═════ DOCUMENT SEGMENT
The LA Times Festival of Books has come and gone. Writ Large Press took part in the Smokin’ Hot Lit Lounge put together by Kaya Press. And we debuted our new mobile bookstore!
I had to miss all the fun down here, because I was up in Seattle for a few days to take part in readings I’d committed to a while back. The readings were great fun and I got to meet terrific writers. Actually, the Kaya Press crew was up there for the AAAS conference and I ended up hanging out with them a lot. I even went to visit Bruce Lee’s grave with them, and we paid our respects by eating and drinking wine while standing in the rain.
There was quite a bit going on Seattle during the weekend. As mentioned, there was the AAAS (Association for Asian American Studies) happening at the Westin. I snuck into a couple of panels, hung out with old and new friends drinking (By the way, the hell you thinking, bar inside the Westin Seattle hotel? A hotel full of Asians and you close the bar at midnight? Do you not want to make money???), pretended I was smart enough to know what everyone was talking about.
I also got to spend a bit of time (not enough) with my friend Soya Jung and the incredible group of social justice activists and organizers that her organization, ChangeLab, had gathered for a weekend of discussion, sharing, and planning.
In my life, I have never been overtly involved in activism. It is a personal thing that has to do with my fear/rejection of being boxed in, of being in a club. Yes, it’s probably trust issues. Who knows. Maybe it’s a cocktail of many issues.
But as I sat at dinner listening to them talk about race and history and current events and the way people are constantly fighting oppressive established systems, I felt something. I felt a sense of pride.
It made me look at what we are doing, or at least trying to do, with all the various stuff I’ve been happily yammering on about in this column and to anyone and everyone who is willing to listen. The mobile bookstore. The book fest. The Indie Press Cartel. Our unfortunate incident with Beyond Baroque. And so on. Thinking about all of this in the context of what I was learning from the people at the dinner table, I realized that in our own ways, Writ Large Press and our friends are really fighting to subvert and overturn an old system that benefits too few.
Some moments both humble you and make you feel powerful at the same time. This is one of them.
Writ Large Press is so small that we’re insignificant. And we have every plan to change everything.
══════════
Pick up the Writ Large Press column after its last sentence and continue it. The entries come from a source unrelated to the Writ Large Press column.
═════ ENTRIES SUPPLIED
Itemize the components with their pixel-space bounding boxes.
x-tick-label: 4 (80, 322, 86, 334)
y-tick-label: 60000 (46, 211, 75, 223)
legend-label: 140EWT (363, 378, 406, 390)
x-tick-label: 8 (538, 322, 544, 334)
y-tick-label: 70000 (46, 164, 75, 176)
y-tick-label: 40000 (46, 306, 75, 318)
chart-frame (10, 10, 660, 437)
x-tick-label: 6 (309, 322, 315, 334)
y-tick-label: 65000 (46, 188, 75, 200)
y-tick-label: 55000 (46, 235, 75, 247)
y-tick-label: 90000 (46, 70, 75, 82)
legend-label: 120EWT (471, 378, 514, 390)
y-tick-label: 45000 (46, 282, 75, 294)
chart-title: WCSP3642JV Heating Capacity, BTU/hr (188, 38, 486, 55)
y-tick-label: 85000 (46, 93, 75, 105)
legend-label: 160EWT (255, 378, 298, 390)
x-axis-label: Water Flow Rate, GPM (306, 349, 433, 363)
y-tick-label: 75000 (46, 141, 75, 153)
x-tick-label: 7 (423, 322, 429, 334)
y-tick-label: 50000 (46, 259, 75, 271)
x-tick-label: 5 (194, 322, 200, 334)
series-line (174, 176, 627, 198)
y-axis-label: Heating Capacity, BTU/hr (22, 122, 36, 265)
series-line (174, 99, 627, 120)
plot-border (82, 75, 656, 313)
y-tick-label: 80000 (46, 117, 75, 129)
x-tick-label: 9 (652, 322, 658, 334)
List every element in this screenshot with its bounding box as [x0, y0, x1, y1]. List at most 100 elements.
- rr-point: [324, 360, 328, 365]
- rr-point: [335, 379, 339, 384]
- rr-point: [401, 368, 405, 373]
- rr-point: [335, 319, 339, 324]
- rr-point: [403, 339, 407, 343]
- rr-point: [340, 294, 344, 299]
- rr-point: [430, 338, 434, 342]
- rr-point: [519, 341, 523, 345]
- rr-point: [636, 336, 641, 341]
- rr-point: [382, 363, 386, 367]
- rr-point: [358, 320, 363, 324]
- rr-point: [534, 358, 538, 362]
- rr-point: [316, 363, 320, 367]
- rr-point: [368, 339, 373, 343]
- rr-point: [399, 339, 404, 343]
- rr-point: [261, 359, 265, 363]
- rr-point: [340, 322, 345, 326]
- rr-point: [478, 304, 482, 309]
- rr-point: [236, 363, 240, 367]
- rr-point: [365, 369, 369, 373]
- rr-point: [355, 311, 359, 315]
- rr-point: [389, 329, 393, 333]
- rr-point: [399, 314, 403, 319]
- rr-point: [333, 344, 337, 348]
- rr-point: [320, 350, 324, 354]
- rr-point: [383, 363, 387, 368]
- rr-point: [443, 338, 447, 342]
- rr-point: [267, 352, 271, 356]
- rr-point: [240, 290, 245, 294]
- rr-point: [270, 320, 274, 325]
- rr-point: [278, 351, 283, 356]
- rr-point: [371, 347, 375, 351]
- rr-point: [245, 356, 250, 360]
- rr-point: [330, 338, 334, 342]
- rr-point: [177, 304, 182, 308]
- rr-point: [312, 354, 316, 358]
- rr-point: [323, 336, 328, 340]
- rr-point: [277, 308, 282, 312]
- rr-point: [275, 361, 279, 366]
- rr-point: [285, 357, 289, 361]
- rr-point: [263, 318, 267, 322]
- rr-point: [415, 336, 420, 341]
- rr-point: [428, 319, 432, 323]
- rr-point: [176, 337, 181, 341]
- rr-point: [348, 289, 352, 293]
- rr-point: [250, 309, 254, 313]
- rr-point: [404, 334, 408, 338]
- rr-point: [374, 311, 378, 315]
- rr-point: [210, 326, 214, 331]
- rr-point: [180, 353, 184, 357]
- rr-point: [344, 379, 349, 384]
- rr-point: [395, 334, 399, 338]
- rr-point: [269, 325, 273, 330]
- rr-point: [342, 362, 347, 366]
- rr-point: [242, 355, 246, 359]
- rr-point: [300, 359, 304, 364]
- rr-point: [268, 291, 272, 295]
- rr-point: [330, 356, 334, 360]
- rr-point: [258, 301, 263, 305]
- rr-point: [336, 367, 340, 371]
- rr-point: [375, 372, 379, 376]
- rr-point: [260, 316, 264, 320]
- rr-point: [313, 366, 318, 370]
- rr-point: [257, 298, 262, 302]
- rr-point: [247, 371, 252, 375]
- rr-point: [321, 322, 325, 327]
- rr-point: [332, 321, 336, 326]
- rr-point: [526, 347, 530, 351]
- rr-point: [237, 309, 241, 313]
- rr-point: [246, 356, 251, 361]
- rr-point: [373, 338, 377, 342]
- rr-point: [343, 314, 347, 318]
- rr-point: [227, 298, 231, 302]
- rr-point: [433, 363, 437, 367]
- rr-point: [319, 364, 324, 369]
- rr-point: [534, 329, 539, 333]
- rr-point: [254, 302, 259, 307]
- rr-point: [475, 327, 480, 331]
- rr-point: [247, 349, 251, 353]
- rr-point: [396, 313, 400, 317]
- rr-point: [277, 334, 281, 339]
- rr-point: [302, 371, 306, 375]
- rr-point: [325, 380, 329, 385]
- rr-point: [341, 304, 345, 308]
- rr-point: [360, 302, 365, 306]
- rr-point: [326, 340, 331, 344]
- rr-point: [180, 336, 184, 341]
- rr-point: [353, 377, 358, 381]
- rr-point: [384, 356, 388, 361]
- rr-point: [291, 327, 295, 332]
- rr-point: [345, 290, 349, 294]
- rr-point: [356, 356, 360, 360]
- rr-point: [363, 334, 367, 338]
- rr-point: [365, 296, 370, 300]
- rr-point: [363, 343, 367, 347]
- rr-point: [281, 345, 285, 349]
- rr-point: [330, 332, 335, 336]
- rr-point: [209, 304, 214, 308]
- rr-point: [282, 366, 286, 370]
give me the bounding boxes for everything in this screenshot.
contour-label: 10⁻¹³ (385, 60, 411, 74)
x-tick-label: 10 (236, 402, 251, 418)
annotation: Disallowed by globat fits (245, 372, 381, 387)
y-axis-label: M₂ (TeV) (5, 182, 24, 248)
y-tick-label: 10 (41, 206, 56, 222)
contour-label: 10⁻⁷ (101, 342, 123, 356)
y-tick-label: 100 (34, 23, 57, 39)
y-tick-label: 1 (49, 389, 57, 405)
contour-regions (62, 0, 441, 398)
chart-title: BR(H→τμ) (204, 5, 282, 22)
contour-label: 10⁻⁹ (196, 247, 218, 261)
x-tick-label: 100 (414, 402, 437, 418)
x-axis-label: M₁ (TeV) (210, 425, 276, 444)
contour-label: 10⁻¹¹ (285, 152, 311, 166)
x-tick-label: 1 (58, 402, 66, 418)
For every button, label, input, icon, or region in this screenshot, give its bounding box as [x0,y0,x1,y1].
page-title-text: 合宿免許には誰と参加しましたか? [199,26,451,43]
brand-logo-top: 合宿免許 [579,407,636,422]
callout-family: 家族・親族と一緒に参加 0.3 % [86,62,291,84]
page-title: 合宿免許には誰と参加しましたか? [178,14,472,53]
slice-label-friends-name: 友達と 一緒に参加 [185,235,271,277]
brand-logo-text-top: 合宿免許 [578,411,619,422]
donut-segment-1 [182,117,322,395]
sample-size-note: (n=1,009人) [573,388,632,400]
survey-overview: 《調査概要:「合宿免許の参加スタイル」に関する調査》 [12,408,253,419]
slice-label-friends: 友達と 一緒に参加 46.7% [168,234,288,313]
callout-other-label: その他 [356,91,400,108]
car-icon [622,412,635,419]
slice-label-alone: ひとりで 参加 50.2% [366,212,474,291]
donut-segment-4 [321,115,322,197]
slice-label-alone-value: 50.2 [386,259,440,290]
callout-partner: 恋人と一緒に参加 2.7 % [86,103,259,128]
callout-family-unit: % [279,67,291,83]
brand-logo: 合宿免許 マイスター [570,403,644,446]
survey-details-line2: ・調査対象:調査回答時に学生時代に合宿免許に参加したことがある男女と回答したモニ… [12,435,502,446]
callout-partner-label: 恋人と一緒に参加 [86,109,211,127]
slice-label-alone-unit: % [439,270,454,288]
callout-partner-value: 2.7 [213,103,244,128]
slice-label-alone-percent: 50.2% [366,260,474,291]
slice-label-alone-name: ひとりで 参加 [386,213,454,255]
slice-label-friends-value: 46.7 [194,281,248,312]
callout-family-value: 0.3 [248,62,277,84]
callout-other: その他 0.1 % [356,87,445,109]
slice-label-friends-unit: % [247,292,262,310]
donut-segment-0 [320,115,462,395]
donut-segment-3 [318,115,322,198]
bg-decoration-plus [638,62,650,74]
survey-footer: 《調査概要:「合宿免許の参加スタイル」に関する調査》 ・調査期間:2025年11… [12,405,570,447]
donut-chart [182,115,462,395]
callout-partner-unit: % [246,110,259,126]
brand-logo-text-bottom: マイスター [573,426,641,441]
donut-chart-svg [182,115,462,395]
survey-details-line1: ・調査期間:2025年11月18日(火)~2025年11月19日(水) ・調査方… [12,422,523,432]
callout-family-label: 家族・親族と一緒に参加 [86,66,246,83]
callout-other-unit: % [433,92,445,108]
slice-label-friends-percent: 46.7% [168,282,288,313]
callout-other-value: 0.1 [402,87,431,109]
══════════
REPLY:
So, in that spirit, here is the a bit of the Writ Large Press mission statement we’ve been working on:
Writ Large Press is an independent publisher based in downtown Los Angeles. We publish well-crafted writing of honesty and depth in all forms, genres and styles.
We believe that good writing pulls no punches and that the specificity and richness of the writer’s vision unites readers in the experience of literature. Yes, literature is meant to be experienced, to be lived, to be shared—by all of us.
We believe that the act of writing is more collaborative than most of us would like to admit. Writing, editing and bookmaking are at their best when working in conversation with each other. We relish these conversations and look for every opportunity to expand the conversation past the bindings of a book and into the realms of art, music, performance, pop culture, social media, classrooms, afternoons in the park, train stations at rush hour, and graffitied walls.
Writ Large Press has been praised for organizing accessible, inclusive and entertaining events such as a pop-up bookstore at the Grand Park BookFest, a Butoh dance performance, and book launch events with packed audiences.
And about LA Writ Large:
We have this idea that the literary arts can and should be a visible and vital part of Los Angeles’ cultural and economic landscape. We have this even crazier idea that independent writers, publishers and literary organizations have a pivotal role to play in the economy of Los Angeles literary arts. Furthermore, by supporting, sharing resources and knowledge, and finding opportunities to collaborate, we can increase our individual and collective visibility, sales and readership, all while making high-quality literature more accessible to Los Angeles’ diverse population.
Easier said than done. But isn’t there some value to even saying these things aloud? We think so.